WHAT IS ASKED:
Check each line of the data for "Vinduet" and select those that have it.

=== RECORD EXTRACTS ===

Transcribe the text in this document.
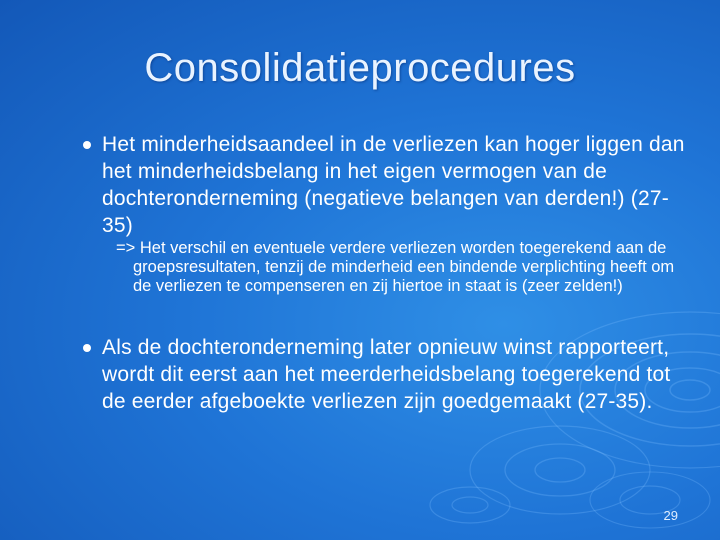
Consolidatieprocedures
Het minderheidsaandeel in de verliezen kan hoger liggen dan het minderheidsbelang in het eigen vermogen van de dochteronderneming (negatieve belangen van derden!) (27-35)
=> Het verschil en eventuele verdere verliezen worden toegerekend aan de groepsresultaten, tenzij de minderheid een bindende verplichting heeft om de verliezen te compenseren en zij hiertoe in staat is (zeer zelden!)
Als de dochteronderneming later opnieuw winst rapporteert, wordt dit eerst aan het meerderheidsbelang toegerekend tot de eerder afgeboekte verliezen zijn goedgemaakt (27-35).
29
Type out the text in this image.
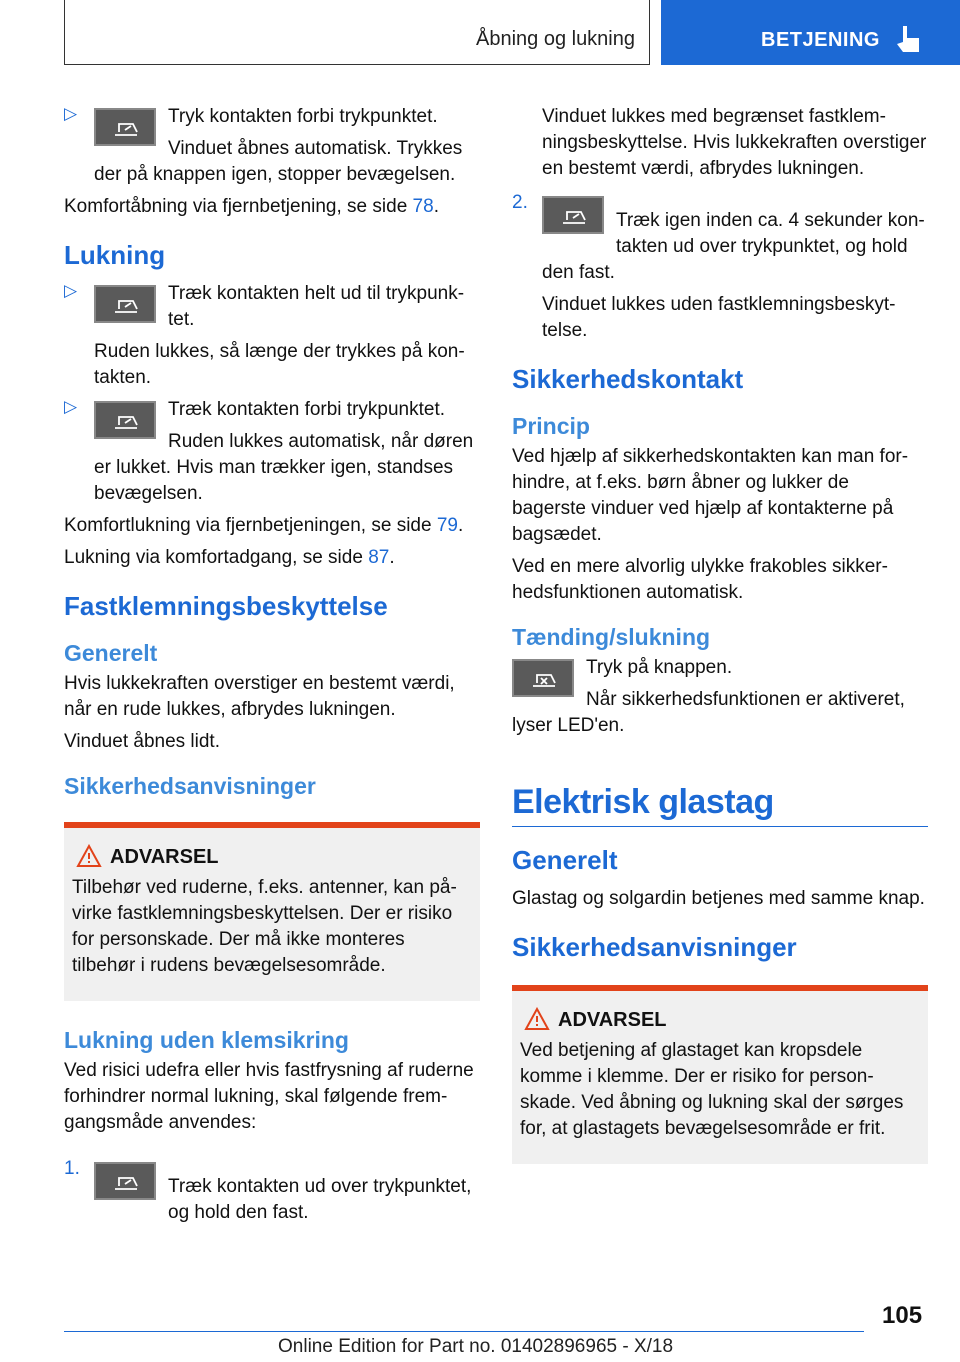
Åbning og lukning	BETJENING
▷	Tryk kontakten forbi trykpunktet.

Vinduet åbnes automatisk. Trykkes der på knappen igen, stopper bevægelsen.

Komfortåbning via fjernbetjening, se side 78.

Lukning
▷	Træk kontakten helt ud til trykpunktet.

Ruden lukkes, så længe der trykkes på kontakten.

▷	Træk kontakten forbi trykpunktet.

Ruden lukkes automatisk, når døren er lukket. Hvis man trækker igen, standses bevægelsen.

Komfortlukning via fjernbetjeningen, se side 79.

Lukning via komfortadgang, se side 87.

Fastklemningsbeskyttelse
Generelt

Hvis lukkekraften overstiger en bestemt værdi, når en rude lukkes, afbrydes lukningen.

Vinduet åbnes lidt.

Sikkerhedsanvisninger
ADVARSEL

Tilbehør ved ruderne, f.eks. antenner, kan påvirke fastklemningsbeskyttelsen. Der er risiko for personskade. Der må ikke monteres tilbehør i rudens bevægelsesområde.

Lukning uden klemsikring

Ved risici udefra eller hvis fastfrysning af ruderne forhindrer normal lukning, skal følgende fremgangsmåde anvendes:

1.

Træk kontakten ud over trykpunktet, og hold den fast.

Vinduet lukkes med begrænset fastklemningsbeskyttelse. Hvis lukkekraften overstiger en bestemt værdi, afbrydes lukningen.

2.

Træk igen inden ca. 4 sekunder kontakten ud over trykpunktet, og hold den fast.

Vinduet lukkes uden fastklemningsbeskyttelse.

Sikkerhedskontakt
Princip

Ved hjælp af sikkerhedskontakten kan man forhindre, at f.eks. børn åbner og lukker de bagerste vinduer ved hjælp af kontakterne på bagsædet.

Ved en mere alvorlig ulykke frakobles sikkerhedsfunktionen automatisk.

Tænding/slukning

Tryk på knappen.

Når sikkerhedsfunktionen er aktiveret, lyser LED'en.

Elektrisk glastag
Generelt

Glastag og solgardin betjenes med samme knap.

Sikkerhedsanvisninger
ADVARSEL

Ved betjening af glastaget kan kropsdele komme i klemme. Der er risiko for personskade. Ved åbning og lukning skal der sørges for, at glastagets bevægelsesområde er frit.

105
Online Edition for Part no. 01402896965 - X/18
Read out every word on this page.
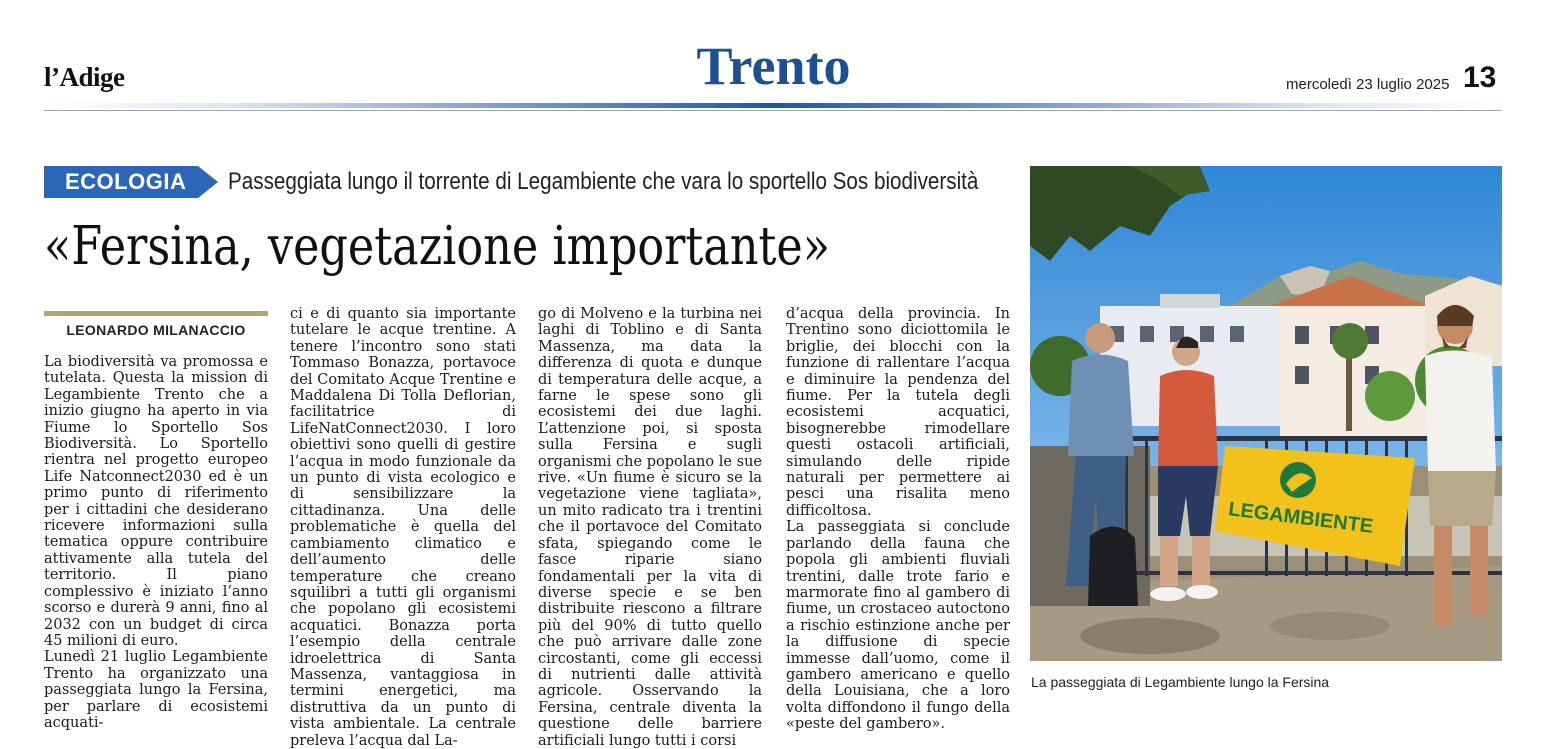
l’Adige	Trento	mercoledì 23 luglio 2025 13
ECOLOGIA	Passeggiata lungo il torrente di Legambiente che vara lo sportello Sos biodiversità
«Fersina, vegetazione importante»
LEONARDO MILANACCIO

La biodiversità va promossa e tutelata. Questa la mission di Legambiente Trento che a inizio giugno ha aperto in via Fiume lo Sportello Sos Biodiversità. Lo Sportello rientra nel progetto europeo Life Natconnect2030 ed è un primo punto di riferimento per i cittadini che desiderano ricevere informazioni sulla tematica oppure contribuire attivamente alla tutela del territorio. Il piano complessivo è iniziato l’anno scorso e durerà 9 anni, fino al 2032 con un budget di circa 45 milioni di euro.

Lunedì 21 luglio Legambiente Trento ha organizzato una passeggiata lungo la Fersina, per parlare di ecosistemi acquati-

ci e di quanto sia importante tutelare le acque trentine. A tenere l’incontro sono stati Tommaso Bonazza, portavoce del Comitato Acque Trentine e Maddalena Di Tolla Deflorian, facilitatrice di LifeNatConnect2030. I loro obiettivi sono quelli di gestire l’acqua in modo funzionale da un punto di vista ecologico e di sensibilizzare la cittadinanza. Una delle problematiche è quella del cambiamento climatico e dell’aumento delle temperature che creano squilibri a tutti gli organismi che popolano gli ecosistemi acquatici. Bonazza porta l’esempio della centrale idroelettrica di Santa Massenza, vantaggiosa in termini energetici, ma distruttiva da un punto di vista ambientale. La centrale preleva l’acqua dal La-

go di Molveno e la turbina nei laghi di Toblino e di Santa Massenza, ma data la differenza di quota e dunque di temperatura delle acque, a farne le spese sono gli ecosistemi dei due laghi. L’attenzione poi, si sposta sulla Fersina e sugli organismi che popolano le sue rive. «Un fiume è sicuro se la vegetazione viene tagliata», un mito radicato tra i trentini che il portavoce del Comitato sfata, spiegando come le fasce riparie siano fondamentali per la vita di diverse specie e se ben distribuite riescono a filtrare più del 90% di tutto quello che può arrivare dalle zone circostanti, come gli eccessi di nutrienti dalle attività agricole. Osservando la Fersina, centrale diventa la questione delle barriere artificiali lungo tutti i corsi

d’acqua della provincia. In Trentino sono diciottomila le briglie, dei blocchi con la funzione di rallentare l’acqua e diminuire la pendenza del fiume. Per la tutela degli ecosistemi acquatici, bisognerebbe rimodellare questi ostacoli artificiali, simulando delle ripide naturali per permettere ai pesci una risalita meno difficoltosa.

La passeggiata si conclude parlando della fauna che popola gli ambienti fluviali trentini, dalle trote fario e marmorate fino al gambero di fiume, un crostaceo autoctono a rischio estinzione anche per la diffusione di specie immesse dall’uomo, come il gambero americano e quello della Louisiana, che a loro volta diffondono il fungo della «peste del gambero».

LEGAMBIENTE
La passeggiata di Legambiente lungo la Fersina
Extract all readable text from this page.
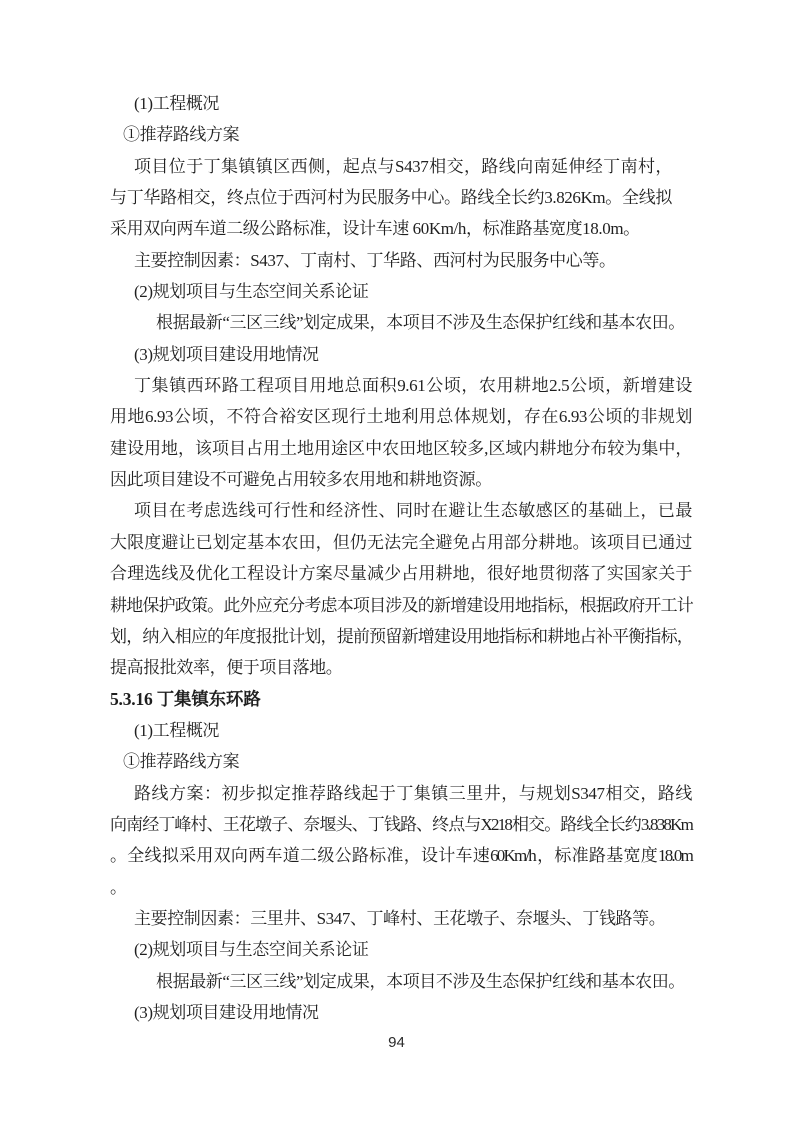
(1)工程概况
①推荐路线方案
项目位于丁集镇镇区西侧，起点与S437相交，路线向南延伸经丁南村，
与丁华路相交，终点位于西河村为民服务中心。路线全长约3.826Km。全线拟
采用双向两车道二级公路标准，设计车速 60Km/h，标准路基宽度18.0m。
主要控制因素：S437、丁南村、丁华路、西河村为民服务中心等。
(2)规划项目与生态空间关系论证
根据最新“三区三线”划定成果，本项目不涉及生态保护红线和基本农田。
(3)规划项目建设用地情况
丁集镇西环路工程项目用地总面积9.61公顷，农用耕地2.5公顷，新增建设
用地6.93公顷，不符合裕安区现行土地利用总体规划，存在6.93公顷的非规划
建设用地，该项目占用土地用途区中农田地区较多,区域内耕地分布较为集中，
因此项目建设不可避免占用较多农用地和耕地资源。
项目在考虑选线可行性和经济性、同时在避让生态敏感区的基础上，已最
大限度避让已划定基本农田，但仍无法完全避免占用部分耕地。该项目已通过
合理选线及优化工程设计方案尽量减少占用耕地，很好地贯彻落了实国家关于
耕地保护政策。此外应充分考虑本项目涉及的新增建设用地指标，根据政府开工计
划，纳入相应的年度报批计划，提前预留新增建设用地指标和耕地占补平衡指标，
提高报批效率，便于项目落地。
5.3.16 丁集镇东环路
(1)工程概况
①推荐路线方案
路线方案：初步拟定推荐路线起于丁集镇三里井，与规划S347相交，路线
向南经丁峰村、王花墩子、奈堰头、丁钱路、终点与X218相交。路线全长约3.838Km
。全线拟采用双向两车道二级公路标准，设计车速60Km/h，标准路基宽度18.0m
。
主要控制因素：三里井、S347、丁峰村、王花墩子、奈堰头、丁钱路等。
(2)规划项目与生态空间关系论证
根据最新“三区三线”划定成果，本项目不涉及生态保护红线和基本农田。
(3)规划项目建设用地情况
94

===

EXPECTED OUTPUT:
Vinduet åbnes automatisk. Trykkes der på knappen igen, stopper bevægelsen.
Vinduet åbnes lidt.
Vinduet lukkes med begrænset fastklemningsbeskyttelse. Hvis lukkekraften overstiger en bestemt værdi, afbrydes lukningen.
Vinduet lukkes uden fastklemningsbeskyttelse.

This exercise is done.